--- Problem to work on ---
Only lines holding the word "استخدام" should be copied from the material.

+ + + + +

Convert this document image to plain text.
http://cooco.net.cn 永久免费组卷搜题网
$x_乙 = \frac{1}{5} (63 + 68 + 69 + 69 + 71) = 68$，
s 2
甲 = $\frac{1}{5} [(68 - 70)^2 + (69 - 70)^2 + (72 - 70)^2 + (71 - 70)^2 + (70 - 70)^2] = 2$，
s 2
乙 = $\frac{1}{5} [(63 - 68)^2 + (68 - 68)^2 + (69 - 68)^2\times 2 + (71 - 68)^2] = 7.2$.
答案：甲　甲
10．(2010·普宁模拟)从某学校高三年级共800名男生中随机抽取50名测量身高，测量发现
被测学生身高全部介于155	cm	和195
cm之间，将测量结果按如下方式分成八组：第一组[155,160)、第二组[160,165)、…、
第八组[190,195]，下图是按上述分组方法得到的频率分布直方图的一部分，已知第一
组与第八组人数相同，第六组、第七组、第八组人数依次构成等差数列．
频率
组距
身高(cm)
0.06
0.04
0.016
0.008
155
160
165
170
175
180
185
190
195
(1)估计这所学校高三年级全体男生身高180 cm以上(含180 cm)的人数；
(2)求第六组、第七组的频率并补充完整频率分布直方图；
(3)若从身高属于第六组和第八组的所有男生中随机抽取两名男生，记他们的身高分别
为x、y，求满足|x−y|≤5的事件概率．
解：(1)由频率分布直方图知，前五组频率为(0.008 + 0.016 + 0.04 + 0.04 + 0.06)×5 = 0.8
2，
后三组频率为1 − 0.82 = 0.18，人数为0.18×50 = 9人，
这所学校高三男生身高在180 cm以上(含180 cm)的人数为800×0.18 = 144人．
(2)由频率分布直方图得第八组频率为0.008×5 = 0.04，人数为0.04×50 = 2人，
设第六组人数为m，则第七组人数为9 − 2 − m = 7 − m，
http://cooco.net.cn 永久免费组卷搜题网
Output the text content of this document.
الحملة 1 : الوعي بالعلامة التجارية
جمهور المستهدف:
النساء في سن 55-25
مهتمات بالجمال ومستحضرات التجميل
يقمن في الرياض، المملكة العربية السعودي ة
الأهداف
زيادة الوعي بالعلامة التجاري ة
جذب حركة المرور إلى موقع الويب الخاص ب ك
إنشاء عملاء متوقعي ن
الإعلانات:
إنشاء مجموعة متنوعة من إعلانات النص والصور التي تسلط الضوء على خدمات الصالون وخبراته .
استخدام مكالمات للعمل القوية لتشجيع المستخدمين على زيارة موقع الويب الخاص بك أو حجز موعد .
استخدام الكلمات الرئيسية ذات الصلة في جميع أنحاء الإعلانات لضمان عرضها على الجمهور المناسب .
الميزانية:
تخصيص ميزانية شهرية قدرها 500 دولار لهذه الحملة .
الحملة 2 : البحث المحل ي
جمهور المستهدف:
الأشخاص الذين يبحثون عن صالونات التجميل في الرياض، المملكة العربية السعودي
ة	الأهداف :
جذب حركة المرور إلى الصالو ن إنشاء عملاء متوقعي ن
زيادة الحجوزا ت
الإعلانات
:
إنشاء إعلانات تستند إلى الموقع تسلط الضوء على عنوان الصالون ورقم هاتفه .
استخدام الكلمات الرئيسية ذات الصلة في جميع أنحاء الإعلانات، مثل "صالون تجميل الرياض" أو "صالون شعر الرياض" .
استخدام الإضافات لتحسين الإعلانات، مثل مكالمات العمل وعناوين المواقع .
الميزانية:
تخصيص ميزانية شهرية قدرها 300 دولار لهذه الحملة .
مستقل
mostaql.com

+ + + + +

--- Written response ---
استخدام مكالمات للعمل القوية لتشجيع المستخدمين على زيارة موقع الويب الخاص بك أو حجز موعد .
استخدام الكلمات الرئيسية ذات الصلة في جميع أنحاء الإعلانات لضمان عرضها على الجمهور المناسب .
استخدام الكلمات الرئيسية ذات الصلة في جميع أنحاء الإعلانات، مثل "صالون تجميل الرياض" أو "صالون شعر الرياض" .
استخدام الإضافات لتحسين الإعلانات، مثل مكالمات العمل وعناوين المواقع .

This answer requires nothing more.